**The exercise:**
Track down each line that has the word "Recovered" and copy it.

[Chart and figure data]
※

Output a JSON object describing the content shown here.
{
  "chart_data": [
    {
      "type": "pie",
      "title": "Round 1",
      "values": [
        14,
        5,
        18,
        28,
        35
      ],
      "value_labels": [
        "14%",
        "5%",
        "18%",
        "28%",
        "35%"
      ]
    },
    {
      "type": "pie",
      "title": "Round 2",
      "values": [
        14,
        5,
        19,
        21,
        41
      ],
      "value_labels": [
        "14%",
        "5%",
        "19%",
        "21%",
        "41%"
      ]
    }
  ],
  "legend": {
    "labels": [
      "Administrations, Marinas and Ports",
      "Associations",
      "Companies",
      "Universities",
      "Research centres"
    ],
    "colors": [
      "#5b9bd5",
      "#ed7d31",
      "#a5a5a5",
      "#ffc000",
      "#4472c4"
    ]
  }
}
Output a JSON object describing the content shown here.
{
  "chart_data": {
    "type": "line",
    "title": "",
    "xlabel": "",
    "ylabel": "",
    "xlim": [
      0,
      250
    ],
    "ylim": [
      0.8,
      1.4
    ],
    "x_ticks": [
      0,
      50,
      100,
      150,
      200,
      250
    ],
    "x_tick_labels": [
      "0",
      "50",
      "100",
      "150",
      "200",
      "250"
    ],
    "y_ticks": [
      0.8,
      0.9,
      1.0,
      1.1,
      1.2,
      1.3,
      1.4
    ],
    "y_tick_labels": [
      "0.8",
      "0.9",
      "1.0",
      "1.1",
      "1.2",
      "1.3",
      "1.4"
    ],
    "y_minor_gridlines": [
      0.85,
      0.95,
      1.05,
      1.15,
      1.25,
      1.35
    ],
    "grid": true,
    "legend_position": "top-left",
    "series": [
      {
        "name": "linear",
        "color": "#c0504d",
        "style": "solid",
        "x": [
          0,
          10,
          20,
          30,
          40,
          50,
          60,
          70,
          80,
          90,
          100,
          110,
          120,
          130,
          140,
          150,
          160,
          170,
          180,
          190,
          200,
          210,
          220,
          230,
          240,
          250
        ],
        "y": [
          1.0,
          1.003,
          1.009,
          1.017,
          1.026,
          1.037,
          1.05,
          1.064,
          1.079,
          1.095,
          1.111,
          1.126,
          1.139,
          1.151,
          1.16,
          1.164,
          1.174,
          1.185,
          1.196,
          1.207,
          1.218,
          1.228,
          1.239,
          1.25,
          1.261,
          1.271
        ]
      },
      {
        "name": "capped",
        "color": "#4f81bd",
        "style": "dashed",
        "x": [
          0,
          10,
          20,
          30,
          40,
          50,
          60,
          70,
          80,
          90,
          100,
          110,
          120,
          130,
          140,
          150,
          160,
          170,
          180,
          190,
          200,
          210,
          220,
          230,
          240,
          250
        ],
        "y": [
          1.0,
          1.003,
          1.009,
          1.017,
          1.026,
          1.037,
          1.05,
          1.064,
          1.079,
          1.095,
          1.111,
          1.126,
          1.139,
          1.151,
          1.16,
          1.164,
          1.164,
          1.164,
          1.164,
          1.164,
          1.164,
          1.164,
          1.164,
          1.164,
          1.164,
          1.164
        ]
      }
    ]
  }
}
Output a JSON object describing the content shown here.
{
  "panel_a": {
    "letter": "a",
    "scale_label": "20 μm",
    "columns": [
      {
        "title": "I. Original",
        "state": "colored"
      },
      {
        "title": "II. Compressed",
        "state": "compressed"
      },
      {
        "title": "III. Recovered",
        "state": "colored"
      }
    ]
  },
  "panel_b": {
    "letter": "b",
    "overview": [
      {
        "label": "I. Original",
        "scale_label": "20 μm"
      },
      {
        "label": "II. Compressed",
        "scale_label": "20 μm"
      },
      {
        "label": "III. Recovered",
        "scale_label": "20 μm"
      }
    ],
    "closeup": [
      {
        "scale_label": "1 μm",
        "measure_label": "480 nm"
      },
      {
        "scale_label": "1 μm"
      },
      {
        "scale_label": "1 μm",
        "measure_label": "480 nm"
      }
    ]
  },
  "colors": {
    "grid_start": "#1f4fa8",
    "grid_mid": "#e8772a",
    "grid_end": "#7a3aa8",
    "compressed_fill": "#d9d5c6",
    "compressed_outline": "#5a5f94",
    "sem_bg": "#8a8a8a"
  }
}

※

**Solution to this problem:**
        "title": "III. Recovered",
        "label": "III. Recovered",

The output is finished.